→ AVAILABLE DATA
_ _ _ _
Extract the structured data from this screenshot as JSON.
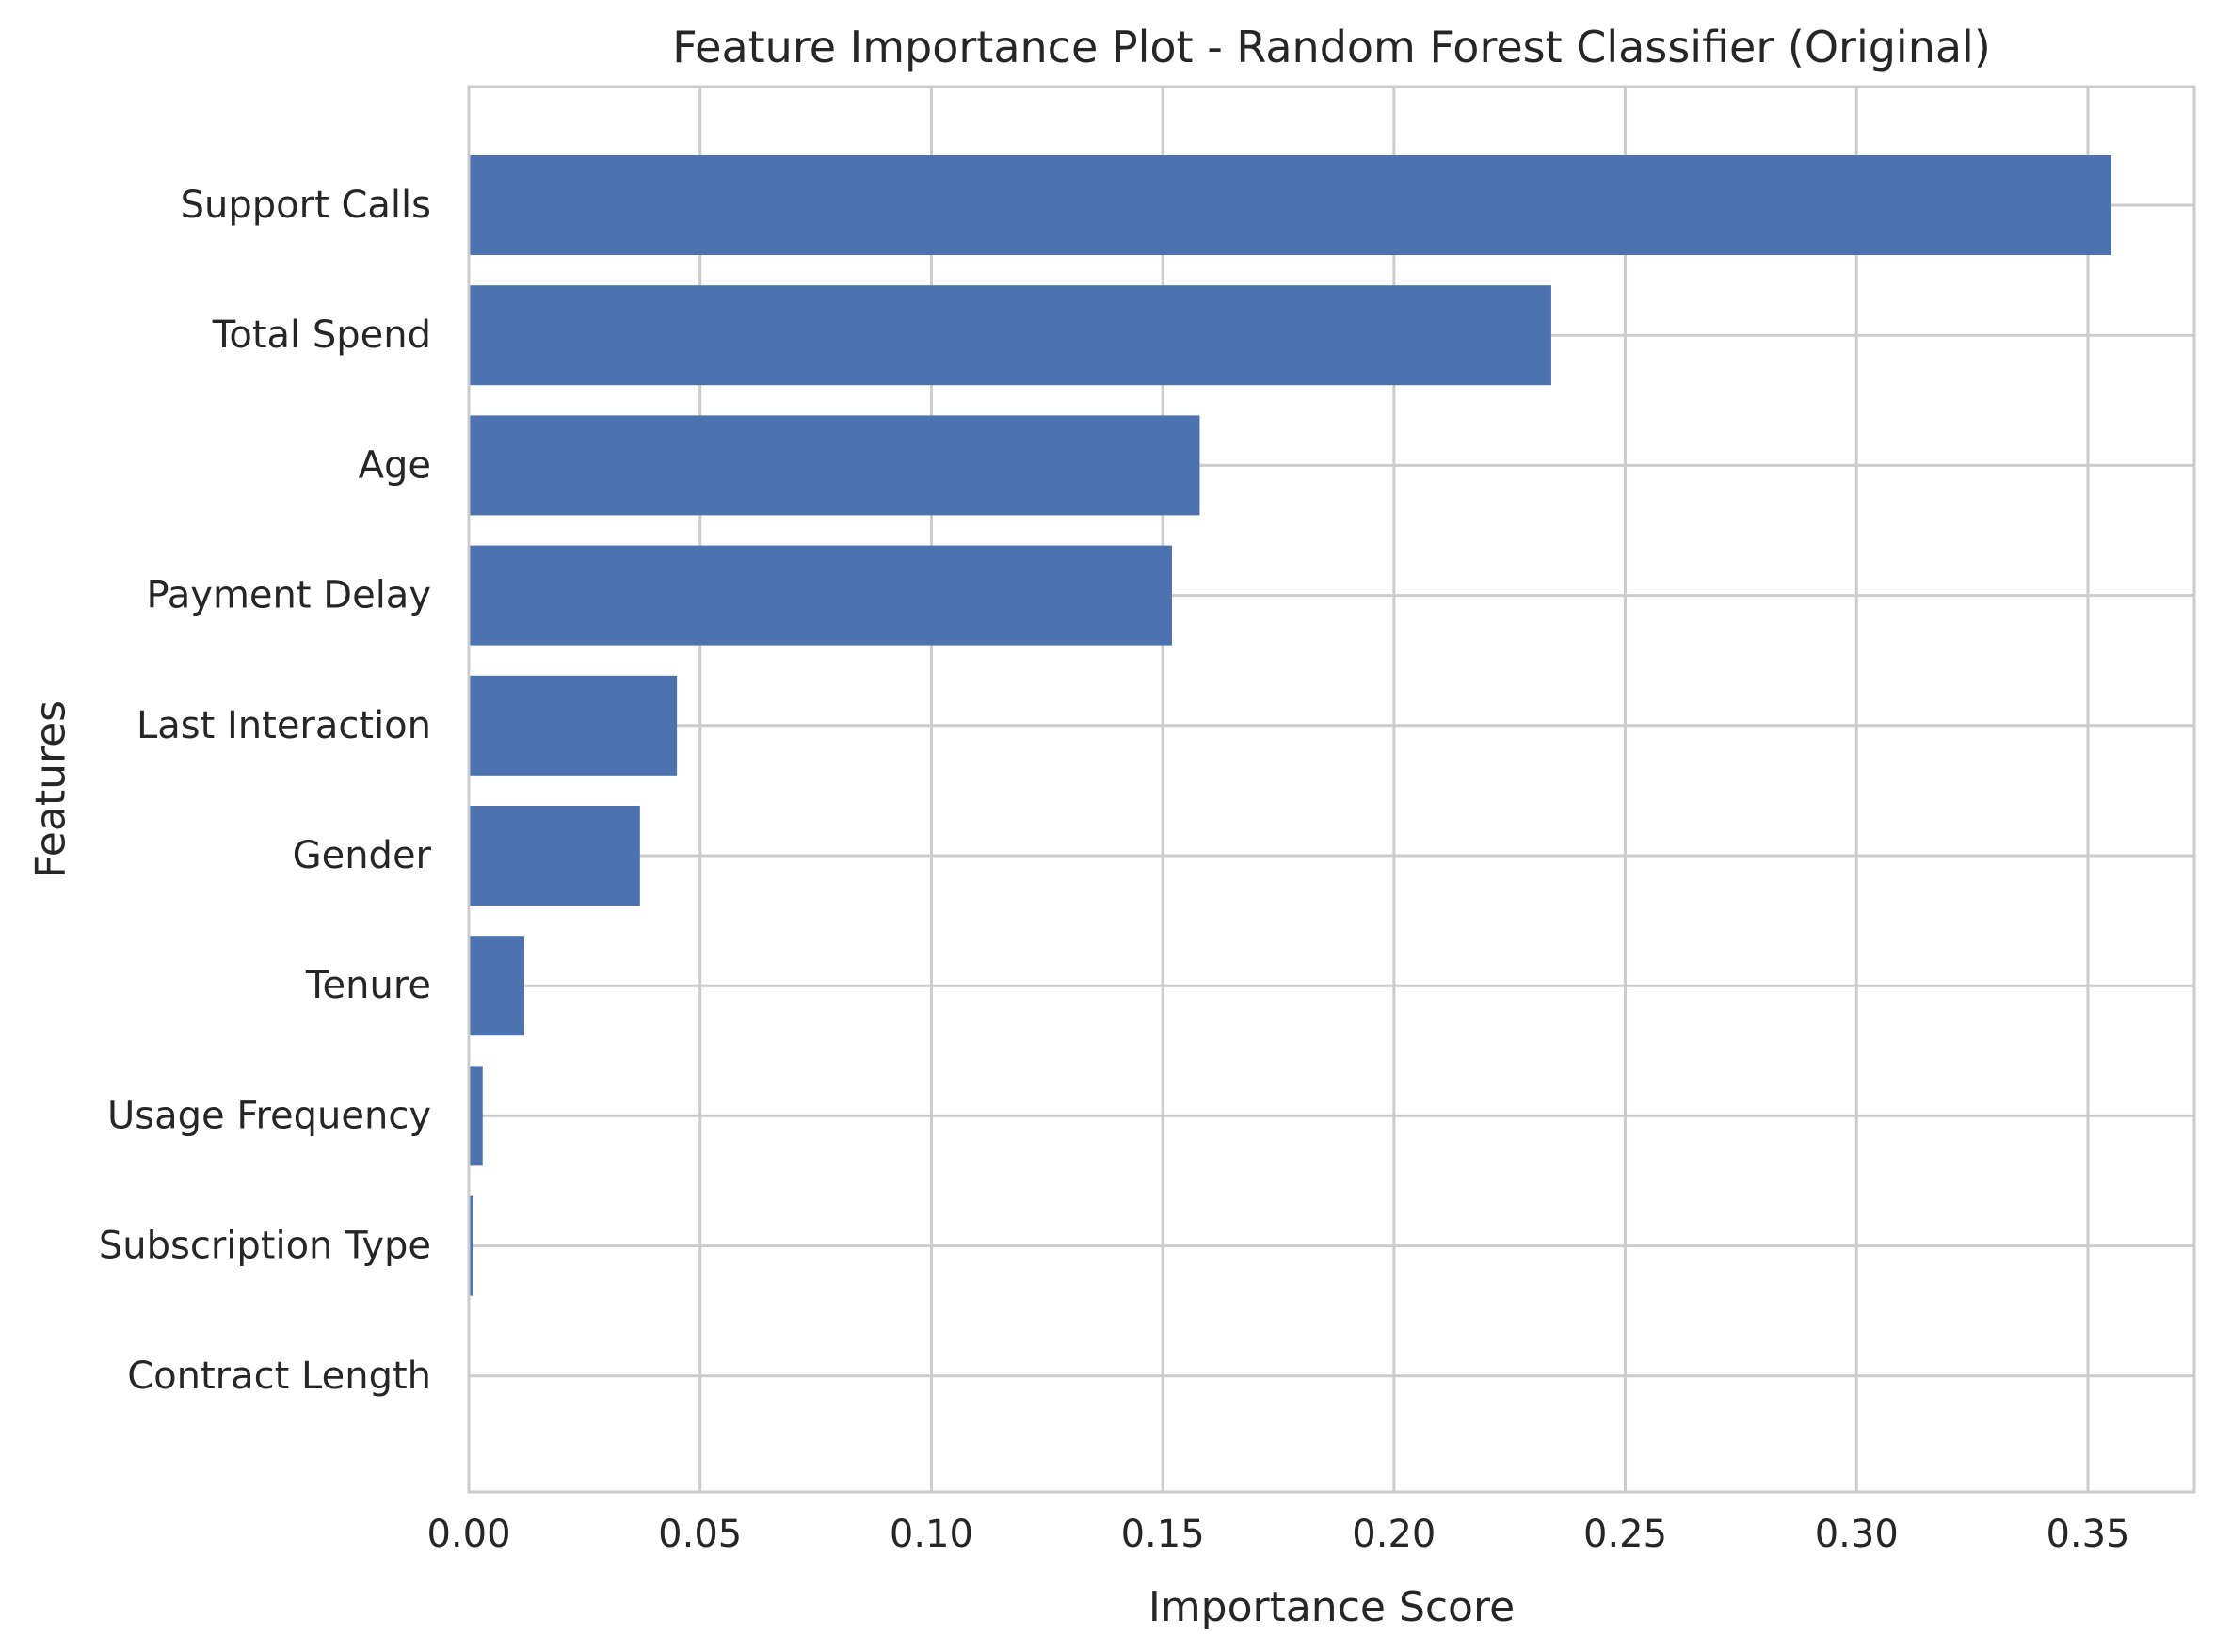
{
  "chart_data": {
    "type": "bar",
    "orientation": "horizontal",
    "title": "Feature Importance Plot - Random Forest Classifier (Original)",
    "xlabel": "Importance Score",
    "ylabel": "Features",
    "xlim": [
      0,
      0.373
    ],
    "xticks": [
      0.0,
      0.05,
      0.1,
      0.15,
      0.2,
      0.25,
      0.3,
      0.35
    ],
    "xtick_labels": [
      "0.00",
      "0.05",
      "0.10",
      "0.15",
      "0.20",
      "0.25",
      "0.30",
      "0.35"
    ],
    "categories": [
      "Support Calls",
      "Total Spend",
      "Age",
      "Payment Delay",
      "Last Interaction",
      "Gender",
      "Tenure",
      "Usage Frequency",
      "Subscription Type",
      "Contract Length"
    ],
    "values": [
      0.355,
      0.234,
      0.158,
      0.152,
      0.045,
      0.037,
      0.012,
      0.003,
      0.001,
      0.0
    ],
    "grid": true,
    "bar_color": "#4c72b0"
  }
}
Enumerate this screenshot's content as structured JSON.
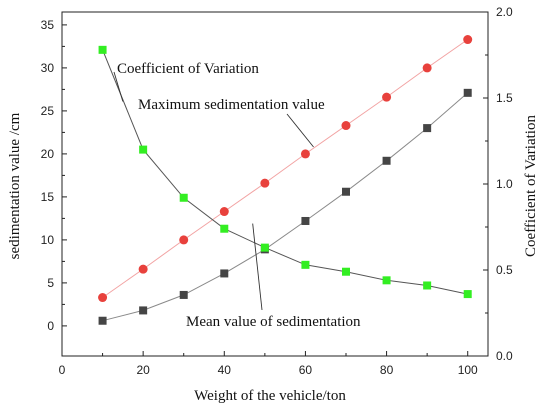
{
  "chart_data": {
    "type": "line",
    "xlabel": "Weight of the vehicle/ton",
    "ylabel": "sedimentation value /cm",
    "y2label": "Coefficient of Variation",
    "xlim": [
      0,
      105
    ],
    "ylim": [
      -3.5,
      36.5
    ],
    "y2lim": [
      0.0,
      2.0
    ],
    "grid": false,
    "legend": "none",
    "x_ticks": [
      0,
      20,
      40,
      60,
      80,
      100
    ],
    "y_ticks": [
      0,
      5,
      10,
      15,
      20,
      25,
      30,
      35
    ],
    "y2_ticks": [
      0.0,
      0.5,
      1.0,
      1.5,
      2.0
    ],
    "y2_tick_labels": [
      "0.0",
      "0.5",
      "1.0",
      "1.5",
      "2.0"
    ],
    "x": [
      10,
      20,
      30,
      40,
      50,
      60,
      70,
      80,
      90,
      100
    ],
    "series": [
      {
        "axis": "left",
        "marker": "circle",
        "color": "#e8413c",
        "line_color": "#f2a3a3",
        "values": [
          3.3,
          6.6,
          10.0,
          13.3,
          16.6,
          20.0,
          23.3,
          26.6,
          30.0,
          33.3
        ]
      },
      {
        "axis": "left",
        "marker": "square",
        "color": "#454545",
        "line_color": "#8a8a8a",
        "values": [
          0.6,
          1.8,
          3.6,
          6.1,
          8.9,
          12.2,
          15.6,
          19.2,
          23.0,
          27.1
        ]
      },
      {
        "axis": "right",
        "marker": "square",
        "color": "#33ee22",
        "line_color": "#555555",
        "values": [
          1.78,
          1.2,
          0.92,
          0.74,
          0.63,
          0.53,
          0.49,
          0.44,
          0.41,
          0.36
        ]
      }
    ],
    "annotations": [
      {
        "text": "Coefficient of Variation",
        "target_series": 2
      },
      {
        "text": "Maximum sedimentation value",
        "target_series": 0
      },
      {
        "text": "Mean value of sedimentation",
        "target_series": 1
      }
    ]
  }
}
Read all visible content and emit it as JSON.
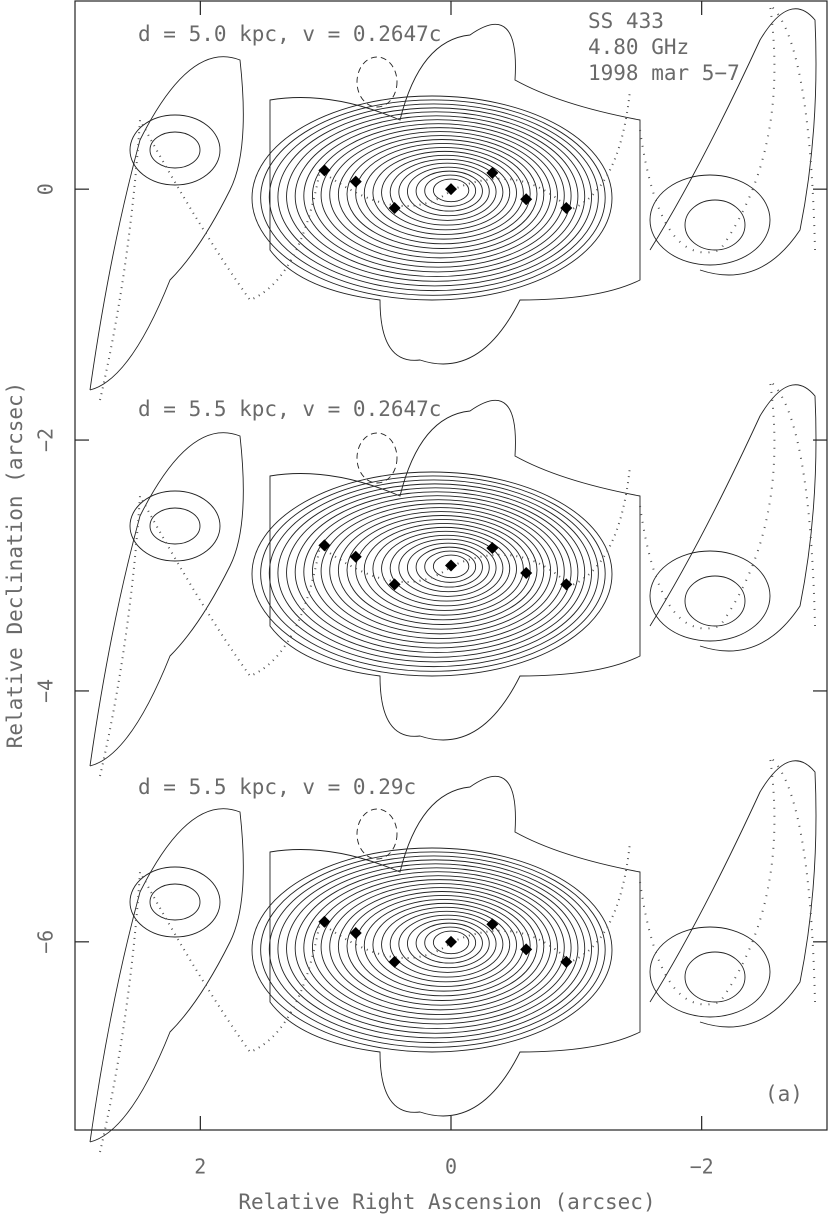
_ _ _ _
→ WHAT NEEDS TO BE DONE
Only the number is wanted: count the lines of the records that hold the word "JSON".

→ PROBLEM SOLUTION
3